• WORK INSTRUCTIONS
Please retype the data in full and exactly; the pictures are not part of the copy.
** START EXTRACTED INFORMATION **
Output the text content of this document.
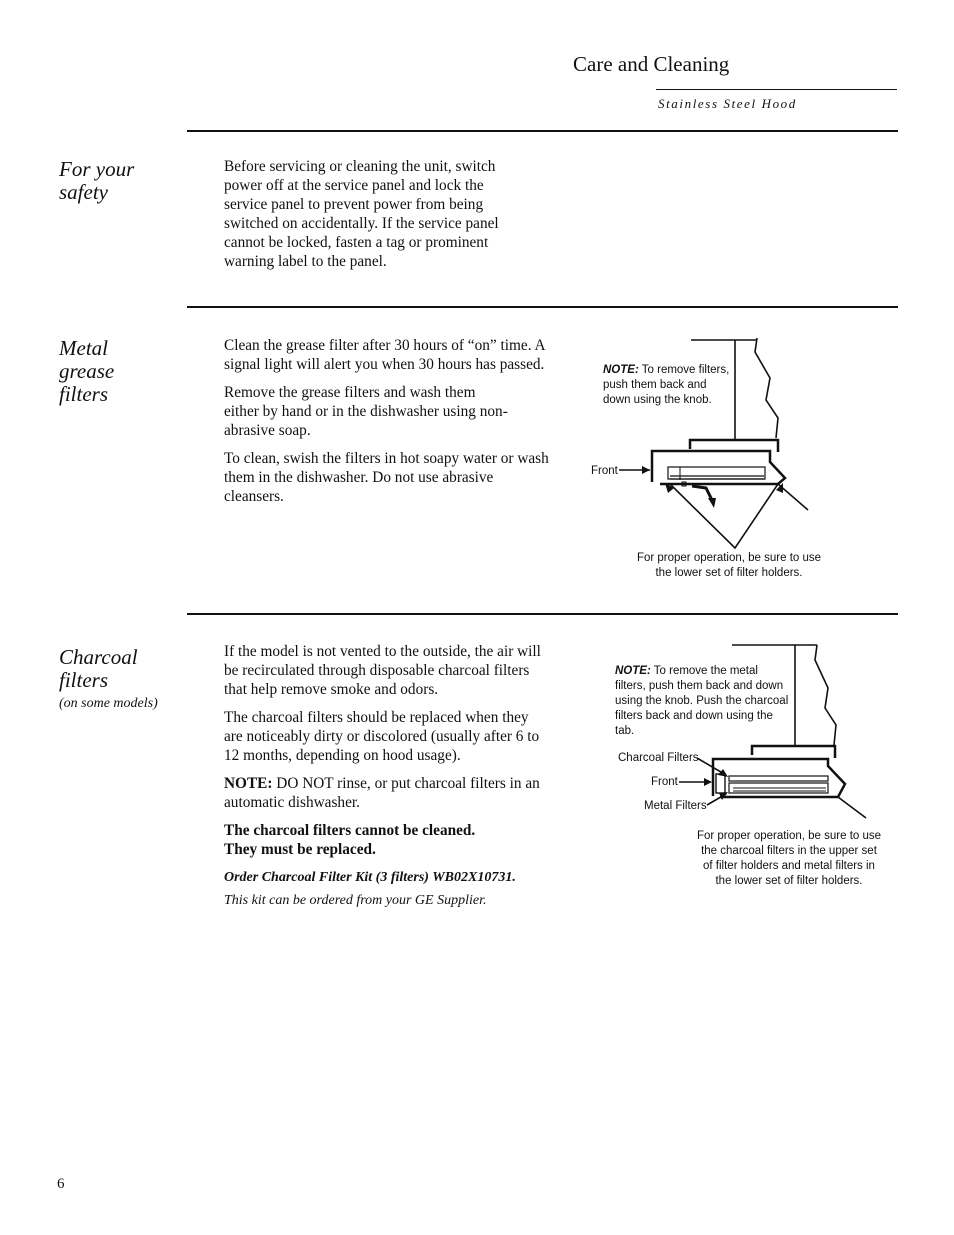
Care and Cleaning
Stainless Steel Hood
For your
safety

Before servicing or cleaning the unit, switch power off at the service panel and lock the service panel to prevent power from being switched on accidentally. If the service panel cannot be locked, fasten a tag or prominent warning label to the panel.

Metal
grease
filters

Clean the grease filter after 30 hours of “on” time. A signal light will alert you when 30 hours has passed.

Remove the grease filters and wash them either by hand or in the dishwasher using non-abrasive soap.

To clean, swish the filters in hot soapy water or wash them in the dishwasher. Do not use abrasive cleansers.

NOTE: To remove filters, push them back and down using the knob.
Front
For proper operation, be sure to use the lower set of filter holders.
Charcoal
filters
(on some models)

If the model is not vented to the outside, the air will be recirculated through disposable charcoal filters that help remove smoke and odors.

The charcoal filters should be replaced when they are noticeably dirty or discolored (usually after 6 to 12 months, depending on hood usage).

NOTE: DO NOT rinse, or put charcoal filters in an automatic dishwasher.

The charcoal filters cannot be cleaned.
They must be replaced.

Order Charcoal Filter Kit (3 filters) WB02X10731.

This kit can be ordered from your GE Supplier.

NOTE: To remove the metal filters, push them back and down using the knob. Push the charcoal filters back and down using the tab.
Charcoal Filters
Front
Metal Filters
For proper operation, be sure to use the charcoal filters in the upper set of filter holders and metal filters in the lower set of filter holders.
6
** END EXTRACTED INFORMATION **
• IN RESPONSE
Output the text content of this document.
Care and Cleaning
Stainless Steel Hood
For your
safety

Before servicing or cleaning the unit, switch power off at the service panel and lock the service panel to prevent power from being switched on accidentally. If the service panel cannot be locked, fasten a tag or prominent warning label to the panel.

Metal
grease
filters

Clean the grease filter after 30 hours of “on” time. A signal light will alert you when 30 hours has passed.

Remove the grease filters and wash them either by hand or in the dishwasher using non-abrasive soap.

To clean, swish the filters in hot soapy water or wash them in the dishwasher. Do not use abrasive cleansers.

NOTE: To remove filters, push them back and down using the knob.
Front
For proper operation, be sure to use the lower set of filter holders.
Charcoal
filters
(on some models)

If the model is not vented to the outside, the air will be recirculated through disposable charcoal filters that help remove smoke and odors.

The charcoal filters should be replaced when they are noticeably dirty or discolored (usually after 6 to 12 months, depending on hood usage).

NOTE: DO NOT rinse, or put charcoal filters in an automatic dishwasher.

The charcoal filters cannot be cleaned.
They must be replaced.

Order Charcoal Filter Kit (3 filters) WB02X10731.

This kit can be ordered from your GE Supplier.

NOTE: To remove the metal filters, push them back and down using the knob. Push the charcoal filters back and down using the tab.
Charcoal Filters
Front
Metal Filters
For proper operation, be sure to use the charcoal filters in the upper set of filter holders and metal filters in the lower set of filter holders.
6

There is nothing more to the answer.